» GIVEN TASK: Pictures in the records should not be copied, but every other part must be repeated exactly.

Figure record extracts:
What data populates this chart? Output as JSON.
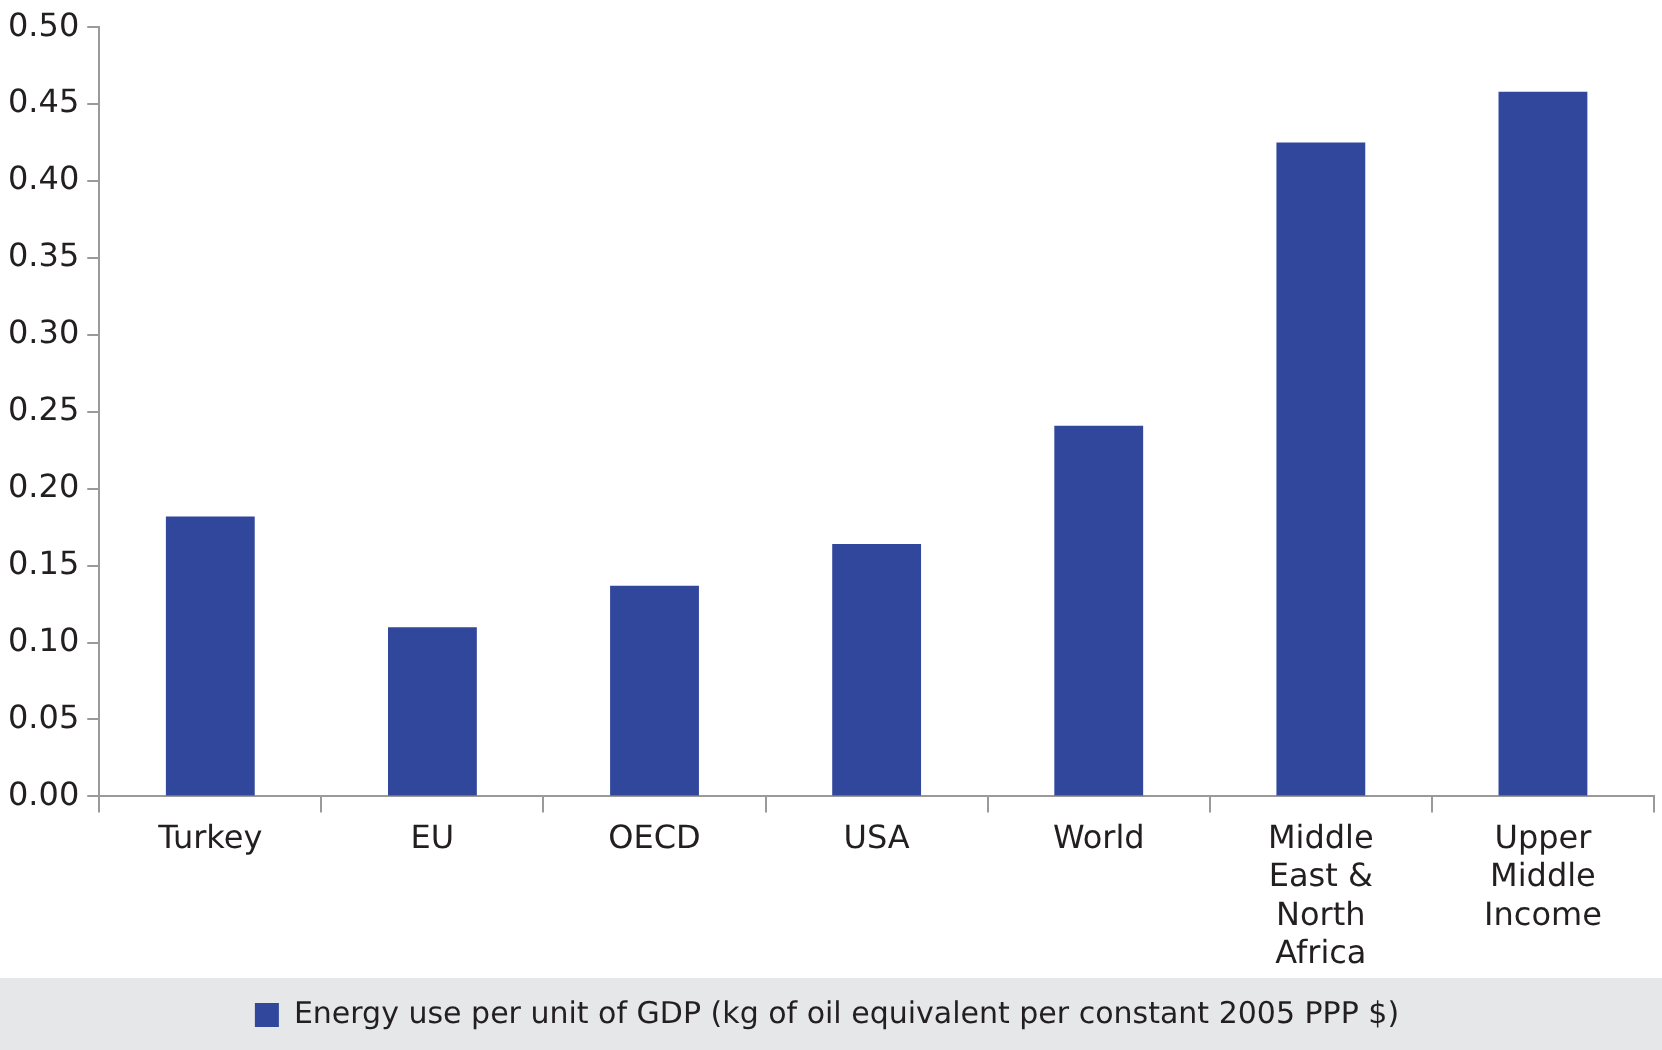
{
  "chart_data": {
    "type": "bar",
    "categories": [
      "Turkey",
      "EU",
      "OECD",
      "USA",
      "World",
      "Middle East & North Africa",
      "Upper Middle Income"
    ],
    "series": [
      {
        "name": "Energy use per unit of GDP (kg of oil equivalent per constant 2005 PPP $)",
        "color": "#31479c",
        "values": [
          0.182,
          0.11,
          0.137,
          0.164,
          0.241,
          0.425,
          0.458
        ]
      }
    ],
    "ylim": [
      0,
      0.5
    ],
    "yticks": [
      {
        "value": 0,
        "label": "0.00"
      },
      {
        "value": 0.05,
        "label": "0.05"
      },
      {
        "value": 0.1,
        "label": "0.10"
      },
      {
        "value": 0.15,
        "label": "0.15"
      },
      {
        "value": 0.2,
        "label": "0.20"
      },
      {
        "value": 0.25,
        "label": "0.25"
      },
      {
        "value": 0.3,
        "label": "0.30"
      },
      {
        "value": 0.35,
        "label": "0.35"
      },
      {
        "value": 0.4,
        "label": "0.40"
      },
      {
        "value": 0.45,
        "label": "0.45"
      },
      {
        "value": 0.5,
        "label": "0.50"
      }
    ],
    "grid": false,
    "legend": "bottom"
  }
}
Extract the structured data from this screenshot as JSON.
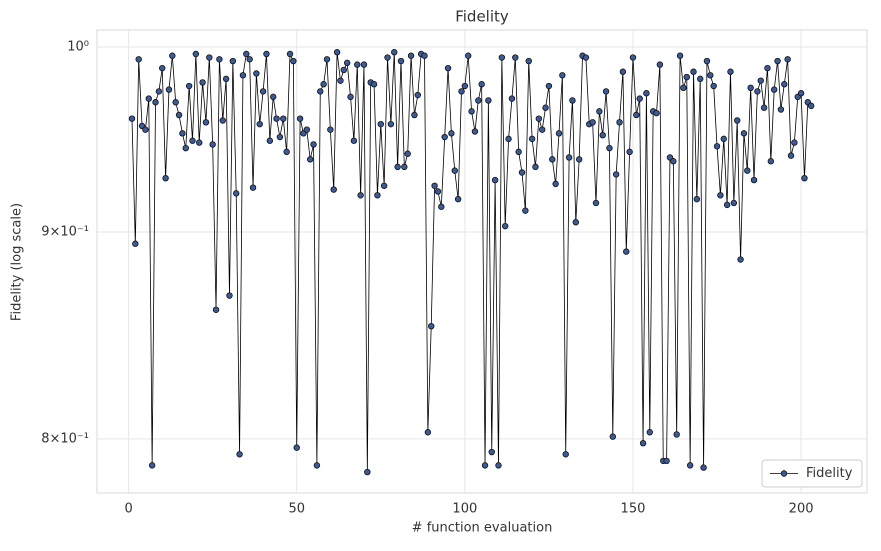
{
  "chart_data": {
    "type": "line",
    "title": "Fidelity",
    "xlabel": "# function evaluation",
    "ylabel": "Fidelity (log scale)",
    "x": [
      1,
      2,
      3,
      4,
      5,
      6,
      7,
      8,
      9,
      10,
      11,
      12,
      13,
      14,
      15,
      16,
      17,
      18,
      19,
      20,
      21,
      22,
      23,
      24,
      25,
      26,
      27,
      28,
      29,
      30,
      31,
      32,
      33,
      34,
      35,
      36,
      37,
      38,
      39,
      40,
      41,
      42,
      43,
      44,
      45,
      46,
      47,
      48,
      49,
      50,
      51,
      52,
      53,
      54,
      55,
      56,
      57,
      58,
      59,
      60,
      61,
      62,
      63,
      64,
      65,
      66,
      67,
      68,
      69,
      70,
      71,
      72,
      73,
      74,
      75,
      76,
      77,
      78,
      79,
      80,
      81,
      82,
      83,
      84,
      85,
      86,
      87,
      88,
      89,
      90,
      91,
      92,
      93,
      94,
      95,
      96,
      97,
      98,
      99,
      100,
      101,
      102,
      103,
      104,
      105,
      106,
      107,
      108,
      109,
      110,
      111,
      112,
      113,
      114,
      115,
      116,
      117,
      118,
      119,
      120,
      121,
      122,
      123,
      124,
      125,
      126,
      127,
      128,
      129,
      130,
      131,
      132,
      133,
      134,
      135,
      136,
      137,
      138,
      139,
      140,
      141,
      142,
      143,
      144,
      145,
      146,
      147,
      148,
      149,
      150,
      151,
      152,
      153,
      154,
      155,
      156,
      157,
      158,
      159,
      160,
      161,
      162,
      163,
      164,
      165,
      166,
      167,
      168,
      169,
      170,
      171,
      172,
      173,
      174,
      175,
      176,
      177,
      178,
      179,
      180,
      181,
      182,
      183,
      184,
      185,
      186,
      187,
      188,
      189,
      190,
      191,
      192,
      193,
      194,
      195,
      196,
      197,
      198,
      199,
      200,
      201,
      202,
      203
    ],
    "series": [
      {
        "name": "Fidelity",
        "color": "#3d5a98",
        "values": [
          0.96,
          0.894,
          0.993,
          0.956,
          0.954,
          0.971,
          0.788,
          0.969,
          0.975,
          0.988,
          0.928,
          0.976,
          0.995,
          0.969,
          0.962,
          0.952,
          0.944,
          0.978,
          0.948,
          0.996,
          0.947,
          0.98,
          0.958,
          0.994,
          0.946,
          0.861,
          0.993,
          0.959,
          0.982,
          0.868,
          0.992,
          0.92,
          0.793,
          0.984,
          0.996,
          0.993,
          0.923,
          0.985,
          0.957,
          0.975,
          0.996,
          0.948,
          0.972,
          0.96,
          0.95,
          0.96,
          0.942,
          0.996,
          0.992,
          0.796,
          0.96,
          0.952,
          0.954,
          0.938,
          0.946,
          0.788,
          0.975,
          0.979,
          0.993,
          0.954,
          0.922,
          0.997,
          0.981,
          0.987,
          0.991,
          0.972,
          0.948,
          0.99,
          0.919,
          0.99,
          0.785,
          0.98,
          0.979,
          0.919,
          0.957,
          0.924,
          0.994,
          0.957,
          0.997,
          0.934,
          0.992,
          0.934,
          0.941,
          0.995,
          0.962,
          0.973,
          0.996,
          0.995,
          0.803,
          0.853,
          0.924,
          0.921,
          0.913,
          0.95,
          0.988,
          0.952,
          0.932,
          0.917,
          0.975,
          0.978,
          0.995,
          0.964,
          0.953,
          0.97,
          0.979,
          0.788,
          0.97,
          0.794,
          0.927,
          0.788,
          0.994,
          0.903,
          0.949,
          0.971,
          0.994,
          0.942,
          0.931,
          0.911,
          0.992,
          0.949,
          0.934,
          0.96,
          0.954,
          0.966,
          0.978,
          0.938,
          0.925,
          0.952,
          0.984,
          0.793,
          0.939,
          0.97,
          0.905,
          0.938,
          0.995,
          0.994,
          0.957,
          0.958,
          0.915,
          0.964,
          0.951,
          0.975,
          0.944,
          0.801,
          0.93,
          0.958,
          0.986,
          0.89,
          0.942,
          0.994,
          0.962,
          0.971,
          0.798,
          0.974,
          0.803,
          0.964,
          0.963,
          0.99,
          0.79,
          0.79,
          0.939,
          0.937,
          0.802,
          0.995,
          0.977,
          0.983,
          0.788,
          0.986,
          0.917,
          0.982,
          0.787,
          0.992,
          0.984,
          0.978,
          0.945,
          0.919,
          0.949,
          0.914,
          0.986,
          0.915,
          0.959,
          0.886,
          0.952,
          0.932,
          0.977,
          0.927,
          0.975,
          0.981,
          0.966,
          0.988,
          0.937,
          0.976,
          0.992,
          0.965,
          0.979,
          0.993,
          0.94,
          0.947,
          0.972,
          0.974,
          0.928,
          0.969,
          0.967
        ]
      }
    ],
    "line_color": "#000000",
    "xlim": [
      -9.4,
      219.6
    ],
    "xticks": [
      0,
      50,
      100,
      150,
      200
    ],
    "ylim": [
      0.7757,
      1.0097
    ],
    "yscale": "log",
    "yticks": [
      {
        "value": 1,
        "label": "10⁰"
      },
      {
        "value": 0.9,
        "label": "9×10⁻¹"
      },
      {
        "value": 0.8,
        "label": "8×10⁻¹"
      }
    ],
    "grid": true,
    "legend": "lower right"
  }
}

» OUTPUT OF THE TASK:
What data populates this chart? Output as JSON.
{
  "chart_data": {
    "type": "bar",
    "categories": [
      "Turkey",
      "EU",
      "OECD",
      "USA",
      "World",
      "Middle East & North Africa",
      "Upper Middle Income"
    ],
    "series": [
      {
        "name": "Energy use per unit of GDP (kg of oil equivalent per constant 2005 PPP $)",
        "color": "#31479c",
        "values": [
          0.182,
          0.11,
          0.137,
          0.164,
          0.241,
          0.425,
          0.458
        ]
      }
    ],
    "ylim": [
      0,
      0.5
    ],
    "yticks": [
      {
        "value": 0,
        "label": "0.00"
      },
      {
        "value": 0.05,
        "label": "0.05"
      },
      {
        "value": 0.1,
        "label": "0.10"
      },
      {
        "value": 0.15,
        "label": "0.15"
      },
      {
        "value": 0.2,
        "label": "0.20"
      },
      {
        "value": 0.25,
        "label": "0.25"
      },
      {
        "value": 0.3,
        "label": "0.30"
      },
      {
        "value": 0.35,
        "label": "0.35"
      },
      {
        "value": 0.4,
        "label": "0.40"
      },
      {
        "value": 0.45,
        "label": "0.45"
      },
      {
        "value": 0.5,
        "label": "0.50"
      }
    ],
    "grid": false,
    "legend": "bottom"
  }
}
Extract the structured data from this screenshot as JSON.
{
  "chart_data": {
    "type": "line",
    "title": "Fidelity",
    "xlabel": "# function evaluation",
    "ylabel": "Fidelity (log scale)",
    "x": [
      1,
      2,
      3,
      4,
      5,
      6,
      7,
      8,
      9,
      10,
      11,
      12,
      13,
      14,
      15,
      16,
      17,
      18,
      19,
      20,
      21,
      22,
      23,
      24,
      25,
      26,
      27,
      28,
      29,
      30,
      31,
      32,
      33,
      34,
      35,
      36,
      37,
      38,
      39,
      40,
      41,
      42,
      43,
      44,
      45,
      46,
      47,
      48,
      49,
      50,
      51,
      52,
      53,
      54,
      55,
      56,
      57,
      58,
      59,
      60,
      61,
      62,
      63,
      64,
      65,
      66,
      67,
      68,
      69,
      70,
      71,
      72,
      73,
      74,
      75,
      76,
      77,
      78,
      79,
      80,
      81,
      82,
      83,
      84,
      85,
      86,
      87,
      88,
      89,
      90,
      91,
      92,
      93,
      94,
      95,
      96,
      97,
      98,
      99,
      100,
      101,
      102,
      103,
      104,
      105,
      106,
      107,
      108,
      109,
      110,
      111,
      112,
      113,
      114,
      115,
      116,
      117,
      118,
      119,
      120,
      121,
      122,
      123,
      124,
      125,
      126,
      127,
      128,
      129,
      130,
      131,
      132,
      133,
      134,
      135,
      136,
      137,
      138,
      139,
      140,
      141,
      142,
      143,
      144,
      145,
      146,
      147,
      148,
      149,
      150,
      151,
      152,
      153,
      154,
      155,
      156,
      157,
      158,
      159,
      160,
      161,
      162,
      163,
      164,
      165,
      166,
      167,
      168,
      169,
      170,
      171,
      172,
      173,
      174,
      175,
      176,
      177,
      178,
      179,
      180,
      181,
      182,
      183,
      184,
      185,
      186,
      187,
      188,
      189,
      190,
      191,
      192,
      193,
      194,
      195,
      196,
      197,
      198,
      199,
      200,
      201,
      202,
      203
    ],
    "series": [
      {
        "name": "Fidelity",
        "color": "#3d5a98",
        "values": [
          0.96,
          0.894,
          0.993,
          0.956,
          0.954,
          0.971,
          0.788,
          0.969,
          0.975,
          0.988,
          0.928,
          0.976,
          0.995,
          0.969,
          0.962,
          0.952,
          0.944,
          0.978,
          0.948,
          0.996,
          0.947,
          0.98,
          0.958,
          0.994,
          0.946,
          0.861,
          0.993,
          0.959,
          0.982,
          0.868,
          0.992,
          0.92,
          0.793,
          0.984,
          0.996,
          0.993,
          0.923,
          0.985,
          0.957,
          0.975,
          0.996,
          0.948,
          0.972,
          0.96,
          0.95,
          0.96,
          0.942,
          0.996,
          0.992,
          0.796,
          0.96,
          0.952,
          0.954,
          0.938,
          0.946,
          0.788,
          0.975,
          0.979,
          0.993,
          0.954,
          0.922,
          0.997,
          0.981,
          0.987,
          0.991,
          0.972,
          0.948,
          0.99,
          0.919,
          0.99,
          0.785,
          0.98,
          0.979,
          0.919,
          0.957,
          0.924,
          0.994,
          0.957,
          0.997,
          0.934,
          0.992,
          0.934,
          0.941,
          0.995,
          0.962,
          0.973,
          0.996,
          0.995,
          0.803,
          0.853,
          0.924,
          0.921,
          0.913,
          0.95,
          0.988,
          0.952,
          0.932,
          0.917,
          0.975,
          0.978,
          0.995,
          0.964,
          0.953,
          0.97,
          0.979,
          0.788,
          0.97,
          0.794,
          0.927,
          0.788,
          0.994,
          0.903,
          0.949,
          0.971,
          0.994,
          0.942,
          0.931,
          0.911,
          0.992,
          0.949,
          0.934,
          0.96,
          0.954,
          0.966,
          0.978,
          0.938,
          0.925,
          0.952,
          0.984,
          0.793,
          0.939,
          0.97,
          0.905,
          0.938,
          0.995,
          0.994,
          0.957,
          0.958,
          0.915,
          0.964,
          0.951,
          0.975,
          0.944,
          0.801,
          0.93,
          0.958,
          0.986,
          0.89,
          0.942,
          0.994,
          0.962,
          0.971,
          0.798,
          0.974,
          0.803,
          0.964,
          0.963,
          0.99,
          0.79,
          0.79,
          0.939,
          0.937,
          0.802,
          0.995,
          0.977,
          0.983,
          0.788,
          0.986,
          0.917,
          0.982,
          0.787,
          0.992,
          0.984,
          0.978,
          0.945,
          0.919,
          0.949,
          0.914,
          0.986,
          0.915,
          0.959,
          0.886,
          0.952,
          0.932,
          0.977,
          0.927,
          0.975,
          0.981,
          0.966,
          0.988,
          0.937,
          0.976,
          0.992,
          0.965,
          0.979,
          0.993,
          0.94,
          0.947,
          0.972,
          0.974,
          0.928,
          0.969,
          0.967
        ]
      }
    ],
    "line_color": "#000000",
    "xlim": [
      -9.4,
      219.6
    ],
    "xticks": [
      0,
      50,
      100,
      150,
      200
    ],
    "ylim": [
      0.7757,
      1.0097
    ],
    "yscale": "log",
    "yticks": [
      {
        "value": 1,
        "label": "10⁰"
      },
      {
        "value": 0.9,
        "label": "9×10⁻¹"
      },
      {
        "value": 0.8,
        "label": "8×10⁻¹"
      }
    ],
    "grid": true,
    "legend": "lower right"
  }
}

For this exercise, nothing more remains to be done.